• Task material:
+ + + + +
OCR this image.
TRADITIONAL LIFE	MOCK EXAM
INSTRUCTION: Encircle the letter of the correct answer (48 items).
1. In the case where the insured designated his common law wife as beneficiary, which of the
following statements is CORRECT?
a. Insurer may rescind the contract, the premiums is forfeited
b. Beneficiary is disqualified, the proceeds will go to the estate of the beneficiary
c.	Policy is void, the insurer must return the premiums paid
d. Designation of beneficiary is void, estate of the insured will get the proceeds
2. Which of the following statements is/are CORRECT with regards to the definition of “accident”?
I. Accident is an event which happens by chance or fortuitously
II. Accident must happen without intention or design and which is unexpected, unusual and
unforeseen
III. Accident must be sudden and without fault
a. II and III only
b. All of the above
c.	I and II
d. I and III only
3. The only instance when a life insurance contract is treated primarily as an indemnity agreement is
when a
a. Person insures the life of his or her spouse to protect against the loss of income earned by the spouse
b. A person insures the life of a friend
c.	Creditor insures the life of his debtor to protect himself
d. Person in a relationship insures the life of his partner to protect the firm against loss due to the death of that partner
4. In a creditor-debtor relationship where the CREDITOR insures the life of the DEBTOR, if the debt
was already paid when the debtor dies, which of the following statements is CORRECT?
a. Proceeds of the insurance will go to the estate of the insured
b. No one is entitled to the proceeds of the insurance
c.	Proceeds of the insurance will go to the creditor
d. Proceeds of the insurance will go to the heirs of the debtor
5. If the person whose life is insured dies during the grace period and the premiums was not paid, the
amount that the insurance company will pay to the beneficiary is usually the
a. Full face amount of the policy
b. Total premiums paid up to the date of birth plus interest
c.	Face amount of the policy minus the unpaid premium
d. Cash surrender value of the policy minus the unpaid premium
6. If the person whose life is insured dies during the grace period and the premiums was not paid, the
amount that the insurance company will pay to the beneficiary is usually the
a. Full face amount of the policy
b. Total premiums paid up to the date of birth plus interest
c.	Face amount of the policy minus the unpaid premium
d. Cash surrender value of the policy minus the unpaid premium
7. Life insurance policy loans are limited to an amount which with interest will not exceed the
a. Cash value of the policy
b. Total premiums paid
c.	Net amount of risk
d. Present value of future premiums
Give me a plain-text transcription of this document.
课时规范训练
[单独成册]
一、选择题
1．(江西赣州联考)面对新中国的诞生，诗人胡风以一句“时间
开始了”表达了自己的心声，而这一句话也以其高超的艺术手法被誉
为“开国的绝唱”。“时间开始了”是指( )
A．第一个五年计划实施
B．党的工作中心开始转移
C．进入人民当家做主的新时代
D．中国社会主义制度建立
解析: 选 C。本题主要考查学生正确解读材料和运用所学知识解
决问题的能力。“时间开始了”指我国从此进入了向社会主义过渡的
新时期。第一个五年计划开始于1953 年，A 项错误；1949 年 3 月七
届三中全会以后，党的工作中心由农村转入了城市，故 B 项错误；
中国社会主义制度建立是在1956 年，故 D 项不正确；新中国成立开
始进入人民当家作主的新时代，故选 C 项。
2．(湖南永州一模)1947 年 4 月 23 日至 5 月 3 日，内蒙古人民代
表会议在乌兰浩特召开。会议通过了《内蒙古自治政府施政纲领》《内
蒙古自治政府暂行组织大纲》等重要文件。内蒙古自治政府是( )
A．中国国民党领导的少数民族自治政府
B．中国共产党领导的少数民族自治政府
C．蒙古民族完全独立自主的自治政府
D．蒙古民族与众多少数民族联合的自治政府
+ + + + +
• Exercise requirements:
Gather and return every line that holds the string "must".

• Expected output:
c.	Policy is void, the insurer must return the premiums paid
II. Accident must happen without intention or design and which is unexpected, unusual and
III. Accident must be sudden and without fault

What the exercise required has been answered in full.